→ What is required
Reproduce all entries verbatim, with nothing added or dropped.

→ Information supplied

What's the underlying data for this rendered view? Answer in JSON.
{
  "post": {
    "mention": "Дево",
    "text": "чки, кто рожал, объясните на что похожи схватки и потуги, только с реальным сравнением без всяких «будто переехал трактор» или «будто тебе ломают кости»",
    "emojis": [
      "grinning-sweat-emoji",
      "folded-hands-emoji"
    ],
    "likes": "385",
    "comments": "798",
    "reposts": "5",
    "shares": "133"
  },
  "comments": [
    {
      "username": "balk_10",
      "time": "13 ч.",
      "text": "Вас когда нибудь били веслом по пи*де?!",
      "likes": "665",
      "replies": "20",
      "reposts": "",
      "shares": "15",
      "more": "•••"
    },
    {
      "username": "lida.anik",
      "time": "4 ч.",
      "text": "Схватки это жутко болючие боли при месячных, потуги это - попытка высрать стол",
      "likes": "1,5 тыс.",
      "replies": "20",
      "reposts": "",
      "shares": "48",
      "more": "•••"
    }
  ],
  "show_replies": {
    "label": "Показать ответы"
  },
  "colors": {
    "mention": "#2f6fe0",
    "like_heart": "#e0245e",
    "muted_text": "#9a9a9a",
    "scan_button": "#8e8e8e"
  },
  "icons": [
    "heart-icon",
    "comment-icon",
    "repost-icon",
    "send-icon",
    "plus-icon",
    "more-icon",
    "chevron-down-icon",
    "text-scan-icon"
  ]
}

→ Completed exercise
What's the underlying data for this rendered view? Answer in JSON.
{
  "post": {
    "mention": "Дево",
    "text": "чки, кто рожал, объясните на что похожи схватки и потуги, только с реальным сравнением без всяких «будто переехал трактор» или «будто тебе ломают кости»",
    "emojis": [
      "grinning-sweat-emoji",
      "folded-hands-emoji"
    ],
    "likes": "385",
    "comments": "798",
    "reposts": "5",
    "shares": "133"
  },
  "comments": [
    {
      "username": "balk_10",
      "time": "13 ч.",
      "text": "Вас когда нибудь били веслом по пи*де?!",
      "likes": "665",
      "replies": "20",
      "reposts": "",
      "shares": "15",
      "more": "•••"
    },
    {
      "username": "lida.anik",
      "time": "4 ч.",
      "text": "Схватки это жутко болючие боли при месячных, потуги это - попытка высрать стол",
      "likes": "1,5 тыс.",
      "replies": "20",
      "reposts": "",
      "shares": "48",
      "more": "•••"
    }
  ],
  "show_replies": {
    "label": "Показать ответы"
  },
  "colors": {
    "mention": "#2f6fe0",
    "like_heart": "#e0245e",
    "muted_text": "#9a9a9a",
    "scan_button": "#8e8e8e"
  },
  "icons": [
    "heart-icon",
    "comment-icon",
    "repost-icon",
    "send-icon",
    "plus-icon",
    "more-icon",
    "chevron-down-icon",
    "text-scan-icon"
  ]
}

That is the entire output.